■ WHAT TO DO ■
Each line that holds the word "Distance" counts once; report how many lines do so and nothing else.

■ AVAILABLE DATA ■
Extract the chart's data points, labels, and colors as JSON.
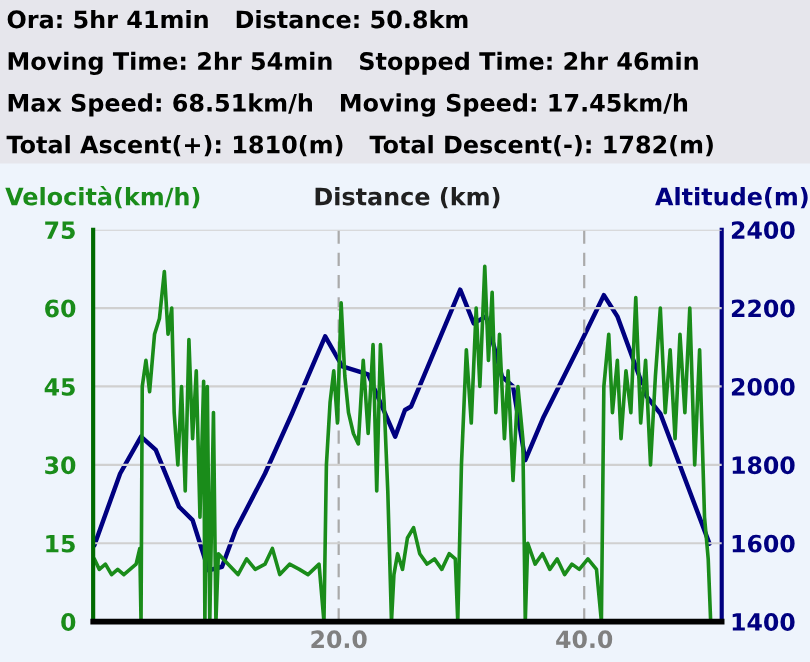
{
  "chart_data": {
    "type": "line",
    "annotations": [
      "Ora: 5hr 41min   Distance: 50.8km",
      "Moving Time: 2hr 54min   Stopped Time: 2hr 46min",
      "Max Speed: 68.51km/h   Moving Speed: 17.45km/h",
      "Total Ascent(+): 1810(m)   Total Descent(-): 1782(m)"
    ],
    "xlabel": "Distance (km)",
    "ylabel": "Velocità(km/h)",
    "y2label": "Altitude(m)",
    "xlim": [
      0,
      51.2
    ],
    "xticks": [
      {
        "value": 20,
        "label": "20.0"
      },
      {
        "value": 40,
        "label": "40.0"
      }
    ],
    "ylim": [
      0,
      75
    ],
    "yticks": [
      0,
      15,
      30,
      45,
      60,
      75
    ],
    "y2lim": [
      1400,
      2400
    ],
    "y2ticks": [
      1400,
      1600,
      1800,
      2000,
      2200,
      2400
    ],
    "grid": true,
    "legend": false,
    "series": [
      {
        "color": "#1a8c1a",
        "x": [
          0.1,
          0.5,
          1.0,
          1.5,
          2.0,
          2.5,
          3.0,
          3.5,
          3.8,
          3.9,
          4.0,
          4.3,
          4.6,
          5.0,
          5.4,
          5.8,
          6.1,
          6.4,
          6.6,
          6.9,
          7.2,
          7.5,
          7.8,
          8.1,
          8.4,
          8.7,
          9.0,
          9.1,
          9.3,
          9.5,
          9.8,
          10.0,
          10.2,
          11.0,
          11.8,
          12.5,
          13.2,
          14.0,
          14.6,
          15.2,
          16.0,
          16.8,
          17.5,
          18.4,
          18.8,
          19.0,
          19.3,
          19.6,
          19.9,
          20.2,
          20.5,
          20.8,
          21.2,
          21.6,
          22.0,
          22.4,
          22.8,
          23.1,
          23.4,
          23.7,
          24.0,
          24.3,
          24.5,
          24.8,
          25.2,
          25.6,
          26.1,
          26.6,
          27.2,
          27.8,
          28.4,
          29.0,
          29.5,
          29.7,
          30.0,
          30.4,
          30.8,
          31.2,
          31.5,
          31.9,
          32.2,
          32.5,
          32.8,
          33.1,
          33.5,
          33.8,
          34.2,
          34.6,
          35.0,
          35.2,
          35.4,
          36.0,
          36.6,
          37.2,
          37.8,
          38.4,
          39.0,
          39.6,
          40.3,
          41.0,
          41.4,
          41.6,
          42.0,
          42.3,
          42.7,
          43.0,
          43.4,
          43.8,
          44.2,
          44.6,
          45.0,
          45.4,
          45.8,
          46.2,
          46.6,
          47.0,
          47.4,
          47.8,
          48.2,
          48.6,
          49.0,
          49.4,
          49.8,
          50.1,
          50.3
        ],
        "values": [
          12,
          10,
          11,
          9,
          10,
          9,
          10,
          11,
          14,
          0,
          45,
          50,
          44,
          55,
          58,
          67,
          55,
          60,
          40,
          30,
          45,
          25,
          54,
          35,
          48,
          20,
          46,
          0,
          45,
          0,
          40,
          0,
          13,
          11,
          9,
          12,
          10,
          11,
          14,
          9,
          11,
          10,
          9,
          11,
          0,
          30,
          42,
          48,
          38,
          61,
          47,
          40,
          36,
          34,
          50,
          36,
          53,
          25,
          53,
          42,
          25,
          0,
          9,
          13,
          10,
          16,
          18,
          13,
          11,
          12,
          10,
          13,
          12,
          0,
          30,
          52,
          38,
          60,
          45,
          68,
          50,
          63,
          40,
          55,
          35,
          48,
          27,
          45,
          35,
          0,
          15,
          11,
          13,
          10,
          12,
          9,
          11,
          10,
          12,
          10,
          0,
          45,
          55,
          40,
          50,
          35,
          48,
          40,
          62,
          38,
          50,
          30,
          47,
          60,
          40,
          52,
          35,
          55,
          40,
          60,
          30,
          52,
          20,
          12,
          0
        ]
      },
      {
        "color": "#000080",
        "axis": "y2",
        "x": [
          0.1,
          2.2,
          3.9,
          5.1,
          7.0,
          8.1,
          9.4,
          10.5,
          11.6,
          14.0,
          16.2,
          18.9,
          20.3,
          22.4,
          24.6,
          25.4,
          25.9,
          29.9,
          31.0,
          32.0,
          33.3,
          34.2,
          35.2,
          36.7,
          39.7,
          41.6,
          42.7,
          45.1,
          46.2,
          50.2
        ],
        "values": [
          1595,
          1778,
          1872,
          1838,
          1693,
          1659,
          1531,
          1540,
          1633,
          1778,
          1931,
          2128,
          2051,
          2031,
          1872,
          1940,
          1949,
          2247,
          2161,
          2179,
          2025,
          2000,
          1812,
          1923,
          2110,
          2233,
          2179,
          1974,
          1931,
          1599
        ]
      }
    ]
  }
}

■ IN RESPONSE ■
2